> **Dataset excerpts**:
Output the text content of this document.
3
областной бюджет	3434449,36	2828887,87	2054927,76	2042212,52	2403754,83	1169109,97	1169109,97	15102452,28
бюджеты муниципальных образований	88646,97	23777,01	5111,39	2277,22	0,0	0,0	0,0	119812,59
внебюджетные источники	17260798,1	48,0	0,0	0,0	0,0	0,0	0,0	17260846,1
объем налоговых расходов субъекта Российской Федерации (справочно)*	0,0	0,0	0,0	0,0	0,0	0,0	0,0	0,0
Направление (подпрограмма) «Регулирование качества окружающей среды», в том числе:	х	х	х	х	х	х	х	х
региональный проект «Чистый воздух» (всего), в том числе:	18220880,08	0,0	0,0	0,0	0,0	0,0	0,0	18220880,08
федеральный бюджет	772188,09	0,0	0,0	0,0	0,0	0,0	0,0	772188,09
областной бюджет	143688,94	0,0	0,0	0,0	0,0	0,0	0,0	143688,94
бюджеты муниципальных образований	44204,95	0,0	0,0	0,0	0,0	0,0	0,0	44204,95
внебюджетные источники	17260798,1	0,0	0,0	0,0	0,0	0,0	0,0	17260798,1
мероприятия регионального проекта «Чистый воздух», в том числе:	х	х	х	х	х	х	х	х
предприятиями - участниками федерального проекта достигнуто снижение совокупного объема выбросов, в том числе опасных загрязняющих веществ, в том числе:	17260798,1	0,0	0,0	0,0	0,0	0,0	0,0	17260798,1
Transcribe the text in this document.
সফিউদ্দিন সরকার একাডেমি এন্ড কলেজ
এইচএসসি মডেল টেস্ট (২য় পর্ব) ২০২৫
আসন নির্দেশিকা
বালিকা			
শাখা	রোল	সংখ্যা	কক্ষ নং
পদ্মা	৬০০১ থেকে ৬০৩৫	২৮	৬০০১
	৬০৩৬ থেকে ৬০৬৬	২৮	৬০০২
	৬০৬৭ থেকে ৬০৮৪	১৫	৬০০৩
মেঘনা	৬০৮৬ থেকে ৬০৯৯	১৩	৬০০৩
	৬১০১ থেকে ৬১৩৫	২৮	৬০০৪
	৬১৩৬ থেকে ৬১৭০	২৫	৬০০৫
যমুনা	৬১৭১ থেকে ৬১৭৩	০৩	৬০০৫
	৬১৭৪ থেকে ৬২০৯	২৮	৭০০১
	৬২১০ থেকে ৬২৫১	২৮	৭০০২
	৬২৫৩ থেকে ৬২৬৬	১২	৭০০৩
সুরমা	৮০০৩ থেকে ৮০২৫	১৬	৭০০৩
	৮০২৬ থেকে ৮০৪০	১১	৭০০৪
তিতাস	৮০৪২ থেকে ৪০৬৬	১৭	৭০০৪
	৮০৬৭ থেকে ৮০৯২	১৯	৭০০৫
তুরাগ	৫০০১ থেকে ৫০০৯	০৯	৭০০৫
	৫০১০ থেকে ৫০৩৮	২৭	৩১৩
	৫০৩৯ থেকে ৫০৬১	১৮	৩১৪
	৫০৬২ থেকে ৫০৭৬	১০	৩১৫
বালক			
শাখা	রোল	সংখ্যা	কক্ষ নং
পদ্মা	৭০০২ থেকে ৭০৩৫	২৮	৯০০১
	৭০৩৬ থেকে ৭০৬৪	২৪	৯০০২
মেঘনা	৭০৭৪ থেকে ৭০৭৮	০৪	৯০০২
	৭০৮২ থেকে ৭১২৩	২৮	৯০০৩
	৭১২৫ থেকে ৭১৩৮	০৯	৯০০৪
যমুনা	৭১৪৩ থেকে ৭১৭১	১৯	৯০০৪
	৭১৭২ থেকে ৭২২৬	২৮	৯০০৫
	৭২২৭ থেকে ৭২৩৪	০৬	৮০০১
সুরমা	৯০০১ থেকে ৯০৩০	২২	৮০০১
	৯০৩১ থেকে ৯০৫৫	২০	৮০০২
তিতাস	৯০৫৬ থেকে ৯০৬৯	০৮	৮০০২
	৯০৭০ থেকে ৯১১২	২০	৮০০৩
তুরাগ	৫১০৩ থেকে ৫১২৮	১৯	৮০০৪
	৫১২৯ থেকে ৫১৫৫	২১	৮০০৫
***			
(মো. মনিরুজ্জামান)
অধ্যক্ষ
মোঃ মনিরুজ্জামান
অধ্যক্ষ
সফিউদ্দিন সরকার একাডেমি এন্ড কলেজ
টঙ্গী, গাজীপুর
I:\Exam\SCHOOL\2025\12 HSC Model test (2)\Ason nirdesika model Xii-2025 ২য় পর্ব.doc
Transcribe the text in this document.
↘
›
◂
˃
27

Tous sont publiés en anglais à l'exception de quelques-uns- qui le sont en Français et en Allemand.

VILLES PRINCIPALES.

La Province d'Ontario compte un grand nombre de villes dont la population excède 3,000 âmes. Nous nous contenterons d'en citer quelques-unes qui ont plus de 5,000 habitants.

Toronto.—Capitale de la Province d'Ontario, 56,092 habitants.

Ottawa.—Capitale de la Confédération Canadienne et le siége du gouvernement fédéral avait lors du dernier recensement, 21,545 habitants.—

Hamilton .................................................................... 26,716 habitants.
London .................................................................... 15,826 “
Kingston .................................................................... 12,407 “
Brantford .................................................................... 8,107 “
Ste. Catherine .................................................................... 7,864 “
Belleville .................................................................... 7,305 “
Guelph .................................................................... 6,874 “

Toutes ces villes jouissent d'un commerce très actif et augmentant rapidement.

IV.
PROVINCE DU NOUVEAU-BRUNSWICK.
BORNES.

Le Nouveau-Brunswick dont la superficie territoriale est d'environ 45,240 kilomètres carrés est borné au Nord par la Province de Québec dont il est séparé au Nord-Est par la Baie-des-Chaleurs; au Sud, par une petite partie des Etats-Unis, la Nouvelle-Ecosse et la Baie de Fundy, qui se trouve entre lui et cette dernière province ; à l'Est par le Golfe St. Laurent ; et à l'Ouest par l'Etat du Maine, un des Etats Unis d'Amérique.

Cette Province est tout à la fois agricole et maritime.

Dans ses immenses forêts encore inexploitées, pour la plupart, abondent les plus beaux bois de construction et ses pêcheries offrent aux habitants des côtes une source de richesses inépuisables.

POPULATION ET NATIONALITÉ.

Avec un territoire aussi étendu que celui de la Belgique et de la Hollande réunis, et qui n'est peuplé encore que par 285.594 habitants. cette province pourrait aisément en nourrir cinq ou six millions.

> **Work to do**: Every record above must be duplicated exactly.

> **Complete response**:
Output the text content of this document.
3
областной бюджет	3434449,36	2828887,87	2054927,76	2042212,52	2403754,83	1169109,97	1169109,97	15102452,28
бюджеты муниципальных образований	88646,97	23777,01	5111,39	2277,22	0,0	0,0	0,0	119812,59
внебюджетные источники	17260798,1	48,0	0,0	0,0	0,0	0,0	0,0	17260846,1
объем налоговых расходов субъекта Российской Федерации (справочно)*	0,0	0,0	0,0	0,0	0,0	0,0	0,0	0,0
Направление (подпрограмма) «Регулирование качества окружающей среды», в том числе:	х	х	х	х	х	х	х	х
региональный проект «Чистый воздух» (всего), в том числе:	18220880,08	0,0	0,0	0,0	0,0	0,0	0,0	18220880,08
федеральный бюджет	772188,09	0,0	0,0	0,0	0,0	0,0	0,0	772188,09
областной бюджет	143688,94	0,0	0,0	0,0	0,0	0,0	0,0	143688,94
бюджеты муниципальных образований	44204,95	0,0	0,0	0,0	0,0	0,0	0,0	44204,95
внебюджетные источники	17260798,1	0,0	0,0	0,0	0,0	0,0	0,0	17260798,1
мероприятия регионального проекта «Чистый воздух», в том числе:	х	х	х	х	х	х	х	х
предприятиями - участниками федерального проекта достигнуто снижение совокупного объема выбросов, в том числе опасных загрязняющих веществ, в том числе:	17260798,1	0,0	0,0	0,0	0,0	0,0	0,0	17260798,1
Transcribe the text in this document.
সফিউদ্দিন সরকার একাডেমি এন্ড কলেজ
এইচএসসি মডেল টেস্ট (২য় পর্ব) ২০২৫
আসন নির্দেশিকা
বালিকা			
শাখা	রোল	সংখ্যা	কক্ষ নং
পদ্মা	৬০০১ থেকে ৬০৩৫	২৮	৬০০১
	৬০৩৬ থেকে ৬০৬৬	২৮	৬০০২
	৬০৬৭ থেকে ৬০৮৪	১৫	৬০০৩
মেঘনা	৬০৮৬ থেকে ৬০৯৯	১৩	৬০০৩
	৬১০১ থেকে ৬১৩৫	২৮	৬০০৪
	৬১৩৬ থেকে ৬১৭০	২৫	৬০০৫
যমুনা	৬১৭১ থেকে ৬১৭৩	০৩	৬০০৫
	৬১৭৪ থেকে ৬২০৯	২৮	৭০০১
	৬২১০ থেকে ৬২৫১	২৮	৭০০২
	৬২৫৩ থেকে ৬২৬৬	১২	৭০০৩
সুরমা	৮০০৩ থেকে ৮০২৫	১৬	৭০০৩
	৮০২৬ থেকে ৮০৪০	১১	৭০০৪
তিতাস	৮০৪২ থেকে ৪০৬৬	১৭	৭০০৪
	৮০৬৭ থেকে ৮০৯২	১৯	৭০০৫
তুরাগ	৫০০১ থেকে ৫০০৯	০৯	৭০০৫
	৫০১০ থেকে ৫০৩৮	২৭	৩১৩
	৫০৩৯ থেকে ৫০৬১	১৮	৩১৪
	৫০৬২ থেকে ৫০৭৬	১০	৩১৫
বালক			
শাখা	রোল	সংখ্যা	কক্ষ নং
পদ্মা	৭০০২ থেকে ৭০৩৫	২৮	৯০০১
	৭০৩৬ থেকে ৭০৬৪	২৪	৯০০২
মেঘনা	৭০৭৪ থেকে ৭০৭৮	০৪	৯০০২
	৭০৮২ থেকে ৭১২৩	২৮	৯০০৩
	৭১২৫ থেকে ৭১৩৮	০৯	৯০০৪
যমুনা	৭১৪৩ থেকে ৭১৭১	১৯	৯০০৪
	৭১৭২ থেকে ৭২২৬	২৮	৯০০৫
	৭২২৭ থেকে ৭২৩৪	০৬	৮০০১
সুরমা	৯০০১ থেকে ৯০৩০	২২	৮০০১
	৯০৩১ থেকে ৯০৫৫	২০	৮০০২
তিতাস	৯০৫৬ থেকে ৯০৬৯	০৮	৮০০২
	৯০৭০ থেকে ৯১১২	২০	৮০০৩
তুরাগ	৫১০৩ থেকে ৫১২৮	১৯	৮০০৪
	৫১২৯ থেকে ৫১৫৫	২১	৮০০৫
***			
(মো. মনিরুজ্জামান)
অধ্যক্ষ
মোঃ মনিরুজ্জামান
অধ্যক্ষ
সফিউদ্দিন সরকার একাডেমি এন্ড কলেজ
টঙ্গী, গাজীপুর
I:\Exam\SCHOOL\2025\12 HSC Model test (2)\Ason nirdesika model Xii-2025 ২য় পর্ব.doc
Transcribe the text in this document.
↘
›
◂
˃
27

Tous sont publiés en anglais à l'exception de quelques-uns- qui le sont en Français et en Allemand.

VILLES PRINCIPALES.

La Province d'Ontario compte un grand nombre de villes dont la population excède 3,000 âmes. Nous nous contenterons d'en citer quelques-unes qui ont plus de 5,000 habitants.

Toronto.—Capitale de la Province d'Ontario, 56,092 habitants.

Ottawa.—Capitale de la Confédération Canadienne et le siége du gouvernement fédéral avait lors du dernier recensement, 21,545 habitants.—

Hamilton .................................................................... 26,716 habitants.
London .................................................................... 15,826 “
Kingston .................................................................... 12,407 “
Brantford .................................................................... 8,107 “
Ste. Catherine .................................................................... 7,864 “
Belleville .................................................................... 7,305 “
Guelph .................................................................... 6,874 “

Toutes ces villes jouissent d'un commerce très actif et augmentant rapidement.

IV.
PROVINCE DU NOUVEAU-BRUNSWICK.
BORNES.

Le Nouveau-Brunswick dont la superficie territoriale est d'environ 45,240 kilomètres carrés est borné au Nord par la Province de Québec dont il est séparé au Nord-Est par la Baie-des-Chaleurs; au Sud, par une petite partie des Etats-Unis, la Nouvelle-Ecosse et la Baie de Fundy, qui se trouve entre lui et cette dernière province ; à l'Est par le Golfe St. Laurent ; et à l'Ouest par l'Etat du Maine, un des Etats Unis d'Amérique.

Cette Province est tout à la fois agricole et maritime.

Dans ses immenses forêts encore inexploitées, pour la plupart, abondent les plus beaux bois de construction et ses pêcheries offrent aux habitants des côtes une source de richesses inépuisables.

POPULATION ET NATIONALITÉ.

Avec un territoire aussi étendu que celui de la Belgique et de la Hollande réunis, et qui n'est peuplé encore que par 285.594 habitants. cette province pourrait aisément en nourrir cinq ou six millions.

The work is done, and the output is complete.